### Challenge
Copy every entry word for word. Skip the pictures.

### Raw data

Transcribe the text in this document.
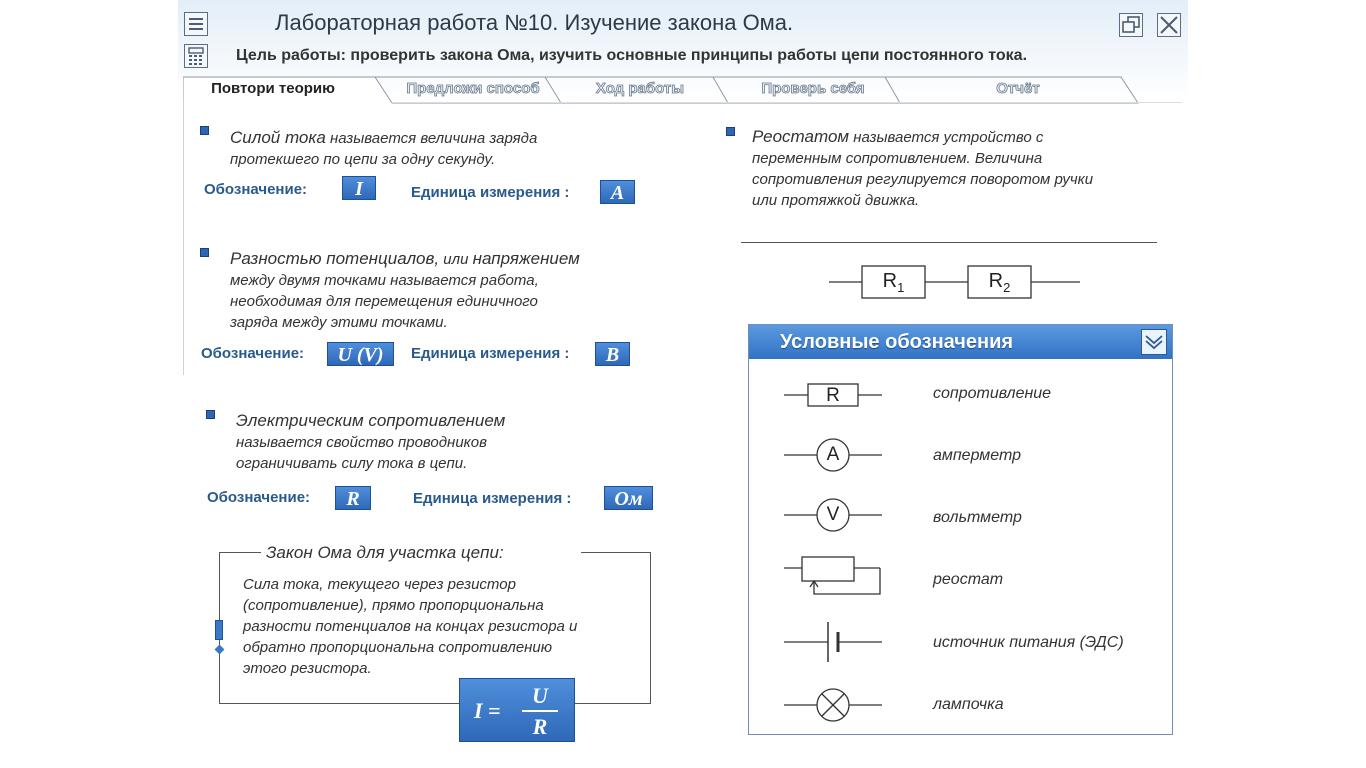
Лабораторная работа №10. Изучение закона Ома.
Цель работы: проверить закона Ома, изучить основные принципы работы цепи постоянного тока.
Повтори теорию	Предложи способ	Ход работы	Проверь себя	Отчёт
Силой тока называется величина заряда
протекшего по цепи за одну секунду.
Обозначение:	I	Единица измерения :	A
Разностью потенциалов, или напряжением
между двумя точками называется работа,
необходимая для перемещения единичного
заряда между этими точками.
Обозначение:	U (V)	Единица измерения :	В
Электрическим сопротивлением
называется свойство проводников
ограничивать силу тока в цепи.
Обозначение:	R	Единица измерения :	Ом
Закон Ома для участка цепи:
Сила тока, текущего через резистор
(сопротивление), прямо пропорциональна
разности потенциалов на концах резистора и
обратно пропорциональна сопротивлению
этого резистора.
I =
U
R
Реостатом называется устройство с
переменным сопротивлением. Величина
сопротивления регулируется поворотом ручки
или протяжкой движка.
$R_1$	$R_2$
Условные обозначения
R	сопротивление
A	амперметр
V	вольтметр
реостат
источник питания (ЭДС)
лампочка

### Response to the task
Transcribe the text in this document.
Лабораторная работа №10. Изучение закона Ома.
Цель работы: проверить закона Ома, изучить основные принципы работы цепи постоянного тока.
Повтори теорию	Предложи способ	Ход работы	Проверь себя	Отчёт
Силой тока называется величина заряда
протекшего по цепи за одну секунду.
Обозначение:	I	Единица измерения :	A
Разностью потенциалов, или напряжением
между двумя точками называется работа,
необходимая для перемещения единичного
заряда между этими точками.
Обозначение:	U (V)	Единица измерения :	В
Электрическим сопротивлением
называется свойство проводников
ограничивать силу тока в цепи.
Обозначение:	R	Единица измерения :	Ом
Закон Ома для участка цепи:
Сила тока, текущего через резистор
(сопротивление), прямо пропорциональна
разности потенциалов на концах резистора и
обратно пропорциональна сопротивлению
этого резистора.
I =
U
R
Реостатом называется устройство с
переменным сопротивлением. Величина
сопротивления регулируется поворотом ручки
или протяжкой движка.
$R_1$	$R_2$
Условные обозначения
R	сопротивление
A	амперметр
V	вольтметр
реостат
источник питания (ЭДС)
лампочка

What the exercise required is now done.